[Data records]
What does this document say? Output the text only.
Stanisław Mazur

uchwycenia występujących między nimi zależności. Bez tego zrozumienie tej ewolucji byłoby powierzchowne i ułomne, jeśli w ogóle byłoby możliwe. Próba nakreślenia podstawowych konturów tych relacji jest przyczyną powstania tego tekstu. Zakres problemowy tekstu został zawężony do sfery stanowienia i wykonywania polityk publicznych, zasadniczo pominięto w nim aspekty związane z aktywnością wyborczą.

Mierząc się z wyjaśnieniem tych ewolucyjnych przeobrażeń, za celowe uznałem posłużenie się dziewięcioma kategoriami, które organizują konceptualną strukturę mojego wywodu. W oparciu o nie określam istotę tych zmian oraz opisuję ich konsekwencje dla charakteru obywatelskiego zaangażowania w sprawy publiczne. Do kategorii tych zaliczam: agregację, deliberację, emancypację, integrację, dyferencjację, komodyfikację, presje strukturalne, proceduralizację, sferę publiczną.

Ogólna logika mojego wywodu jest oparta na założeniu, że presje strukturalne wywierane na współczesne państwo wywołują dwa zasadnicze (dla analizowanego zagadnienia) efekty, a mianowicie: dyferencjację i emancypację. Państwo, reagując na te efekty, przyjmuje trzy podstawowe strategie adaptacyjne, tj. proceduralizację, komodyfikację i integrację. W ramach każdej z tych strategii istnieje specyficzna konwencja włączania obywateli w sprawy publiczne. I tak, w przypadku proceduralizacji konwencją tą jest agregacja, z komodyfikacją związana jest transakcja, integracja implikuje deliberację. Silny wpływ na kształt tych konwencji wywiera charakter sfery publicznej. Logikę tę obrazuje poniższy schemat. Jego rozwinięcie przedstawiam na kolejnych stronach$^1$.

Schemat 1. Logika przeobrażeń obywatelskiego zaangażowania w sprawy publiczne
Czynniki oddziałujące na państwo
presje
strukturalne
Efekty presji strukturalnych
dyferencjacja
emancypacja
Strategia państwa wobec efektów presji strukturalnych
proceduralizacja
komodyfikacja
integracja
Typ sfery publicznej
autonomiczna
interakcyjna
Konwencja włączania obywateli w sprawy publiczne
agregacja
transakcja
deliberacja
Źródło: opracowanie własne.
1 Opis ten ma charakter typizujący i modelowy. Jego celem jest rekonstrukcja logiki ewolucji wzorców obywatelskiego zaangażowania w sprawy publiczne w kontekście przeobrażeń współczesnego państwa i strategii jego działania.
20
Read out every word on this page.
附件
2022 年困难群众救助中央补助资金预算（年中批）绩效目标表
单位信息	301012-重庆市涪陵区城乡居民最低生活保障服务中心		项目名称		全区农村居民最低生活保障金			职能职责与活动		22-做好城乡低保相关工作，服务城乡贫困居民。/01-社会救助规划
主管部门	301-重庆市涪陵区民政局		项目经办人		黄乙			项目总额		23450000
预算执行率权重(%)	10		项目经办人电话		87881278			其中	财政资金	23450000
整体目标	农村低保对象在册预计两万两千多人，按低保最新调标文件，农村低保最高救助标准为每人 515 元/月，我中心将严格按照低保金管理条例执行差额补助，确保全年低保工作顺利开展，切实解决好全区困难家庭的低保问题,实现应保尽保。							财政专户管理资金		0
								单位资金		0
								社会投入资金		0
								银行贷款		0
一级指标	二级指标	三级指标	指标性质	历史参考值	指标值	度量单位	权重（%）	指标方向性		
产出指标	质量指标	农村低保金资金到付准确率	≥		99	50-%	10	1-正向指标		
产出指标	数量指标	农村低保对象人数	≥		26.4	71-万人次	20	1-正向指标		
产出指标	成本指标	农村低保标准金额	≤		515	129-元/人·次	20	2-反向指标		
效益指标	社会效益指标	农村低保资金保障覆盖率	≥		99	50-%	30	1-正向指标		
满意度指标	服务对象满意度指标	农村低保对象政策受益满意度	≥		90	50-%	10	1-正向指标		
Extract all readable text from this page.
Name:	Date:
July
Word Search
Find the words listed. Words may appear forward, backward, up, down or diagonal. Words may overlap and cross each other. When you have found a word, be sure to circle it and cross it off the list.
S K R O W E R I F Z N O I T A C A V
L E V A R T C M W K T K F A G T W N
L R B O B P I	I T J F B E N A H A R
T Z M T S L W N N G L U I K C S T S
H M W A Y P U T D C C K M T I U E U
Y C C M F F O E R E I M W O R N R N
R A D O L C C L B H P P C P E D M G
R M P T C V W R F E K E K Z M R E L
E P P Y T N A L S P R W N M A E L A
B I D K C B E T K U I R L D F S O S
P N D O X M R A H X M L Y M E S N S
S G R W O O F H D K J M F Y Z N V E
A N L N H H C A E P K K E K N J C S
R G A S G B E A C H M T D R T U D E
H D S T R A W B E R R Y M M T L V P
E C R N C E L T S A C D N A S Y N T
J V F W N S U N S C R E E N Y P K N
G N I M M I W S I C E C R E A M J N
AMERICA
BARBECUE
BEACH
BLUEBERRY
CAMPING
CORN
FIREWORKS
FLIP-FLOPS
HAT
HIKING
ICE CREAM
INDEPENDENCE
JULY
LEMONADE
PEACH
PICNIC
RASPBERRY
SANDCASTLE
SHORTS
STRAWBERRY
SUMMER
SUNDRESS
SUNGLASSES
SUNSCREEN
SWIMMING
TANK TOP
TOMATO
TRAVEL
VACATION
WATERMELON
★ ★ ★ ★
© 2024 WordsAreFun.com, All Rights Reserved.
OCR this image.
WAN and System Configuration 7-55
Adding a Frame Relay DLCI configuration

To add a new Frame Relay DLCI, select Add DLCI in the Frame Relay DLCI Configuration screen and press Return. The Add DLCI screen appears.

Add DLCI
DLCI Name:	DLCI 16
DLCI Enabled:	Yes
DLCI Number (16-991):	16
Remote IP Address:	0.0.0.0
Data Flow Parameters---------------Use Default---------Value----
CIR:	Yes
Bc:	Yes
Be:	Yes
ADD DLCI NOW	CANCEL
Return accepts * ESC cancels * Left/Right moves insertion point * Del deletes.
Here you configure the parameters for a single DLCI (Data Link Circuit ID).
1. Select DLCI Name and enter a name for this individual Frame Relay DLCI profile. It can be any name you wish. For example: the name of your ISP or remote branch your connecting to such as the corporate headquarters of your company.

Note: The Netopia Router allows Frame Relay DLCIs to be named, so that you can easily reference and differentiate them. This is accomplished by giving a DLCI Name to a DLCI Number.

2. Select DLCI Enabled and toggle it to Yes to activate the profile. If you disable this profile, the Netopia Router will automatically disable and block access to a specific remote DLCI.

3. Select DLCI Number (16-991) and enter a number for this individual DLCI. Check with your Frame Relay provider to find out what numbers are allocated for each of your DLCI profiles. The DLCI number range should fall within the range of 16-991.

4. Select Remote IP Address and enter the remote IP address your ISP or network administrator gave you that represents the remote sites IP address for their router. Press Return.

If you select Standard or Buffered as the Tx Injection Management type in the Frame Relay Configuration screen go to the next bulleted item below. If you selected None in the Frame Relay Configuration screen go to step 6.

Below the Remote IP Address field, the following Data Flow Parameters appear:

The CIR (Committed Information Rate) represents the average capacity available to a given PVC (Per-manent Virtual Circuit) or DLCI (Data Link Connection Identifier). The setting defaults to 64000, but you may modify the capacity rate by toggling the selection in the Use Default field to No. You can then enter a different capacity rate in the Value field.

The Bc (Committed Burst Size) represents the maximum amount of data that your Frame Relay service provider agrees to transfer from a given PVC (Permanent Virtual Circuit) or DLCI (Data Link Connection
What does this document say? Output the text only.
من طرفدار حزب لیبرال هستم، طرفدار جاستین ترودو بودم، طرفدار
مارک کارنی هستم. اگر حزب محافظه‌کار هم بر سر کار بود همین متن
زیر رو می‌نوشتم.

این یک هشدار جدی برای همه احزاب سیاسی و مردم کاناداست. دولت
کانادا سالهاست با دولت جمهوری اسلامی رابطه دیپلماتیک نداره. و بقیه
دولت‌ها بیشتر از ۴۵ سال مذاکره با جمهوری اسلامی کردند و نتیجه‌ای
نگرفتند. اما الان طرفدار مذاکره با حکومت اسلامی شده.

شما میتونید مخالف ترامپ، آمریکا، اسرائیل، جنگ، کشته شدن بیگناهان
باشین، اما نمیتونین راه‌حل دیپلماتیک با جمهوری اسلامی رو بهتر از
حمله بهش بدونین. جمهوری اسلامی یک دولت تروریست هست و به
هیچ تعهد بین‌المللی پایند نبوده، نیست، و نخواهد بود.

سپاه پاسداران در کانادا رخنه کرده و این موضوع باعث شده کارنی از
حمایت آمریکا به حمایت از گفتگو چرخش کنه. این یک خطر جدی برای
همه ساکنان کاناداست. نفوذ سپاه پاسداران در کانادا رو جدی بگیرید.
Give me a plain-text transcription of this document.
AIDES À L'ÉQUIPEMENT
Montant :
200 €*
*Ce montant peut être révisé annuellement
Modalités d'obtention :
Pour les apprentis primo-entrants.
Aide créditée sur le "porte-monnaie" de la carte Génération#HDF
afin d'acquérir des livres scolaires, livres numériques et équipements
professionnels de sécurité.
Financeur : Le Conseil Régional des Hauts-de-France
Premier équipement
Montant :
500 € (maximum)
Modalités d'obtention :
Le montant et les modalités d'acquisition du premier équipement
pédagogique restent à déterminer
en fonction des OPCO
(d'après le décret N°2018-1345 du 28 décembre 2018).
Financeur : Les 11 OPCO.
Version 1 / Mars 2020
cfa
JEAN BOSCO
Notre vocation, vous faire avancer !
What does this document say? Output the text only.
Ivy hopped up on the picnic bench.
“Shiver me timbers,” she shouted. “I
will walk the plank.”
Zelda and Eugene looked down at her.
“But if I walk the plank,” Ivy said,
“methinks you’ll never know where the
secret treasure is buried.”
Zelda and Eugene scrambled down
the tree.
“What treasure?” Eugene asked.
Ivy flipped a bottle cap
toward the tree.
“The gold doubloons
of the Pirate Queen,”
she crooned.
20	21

§ Required work
Reproduce, exactly and with nothing added, the lines from the one that includes "Give me a plain-text" through the last line of the material.

§ Response to the exercise
Give me a plain-text transcription of this document.
AIDES À L'ÉQUIPEMENT
Montant :
200 €*
*Ce montant peut être révisé annuellement
Modalités d'obtention :
Pour les apprentis primo-entrants.
Aide créditée sur le "porte-monnaie" de la carte Génération#HDF
afin d'acquérir des livres scolaires, livres numériques et équipements
professionnels de sécurité.
Financeur : Le Conseil Régional des Hauts-de-France
Premier équipement
Montant :
500 € (maximum)
Modalités d'obtention :
Le montant et les modalités d'acquisition du premier équipement
pédagogique restent à déterminer
en fonction des OPCO
(d'après le décret N°2018-1345 du 28 décembre 2018).
Financeur : Les 11 OPCO.
Version 1 / Mars 2020
cfa
JEAN BOSCO
Notre vocation, vous faire avancer !
What does this document say? Output the text only.
Ivy hopped up on the picnic bench.
“Shiver me timbers,” she shouted. “I
will walk the plank.”
Zelda and Eugene looked down at her.
“But if I walk the plank,” Ivy said,
“methinks you’ll never know where the
secret treasure is buried.”
Zelda and Eugene scrambled down
the tree.
“What treasure?” Eugene asked.
Ivy flipped a bottle cap
toward the tree.
“The gold doubloons
of the Pirate Queen,”
she crooned.
20	21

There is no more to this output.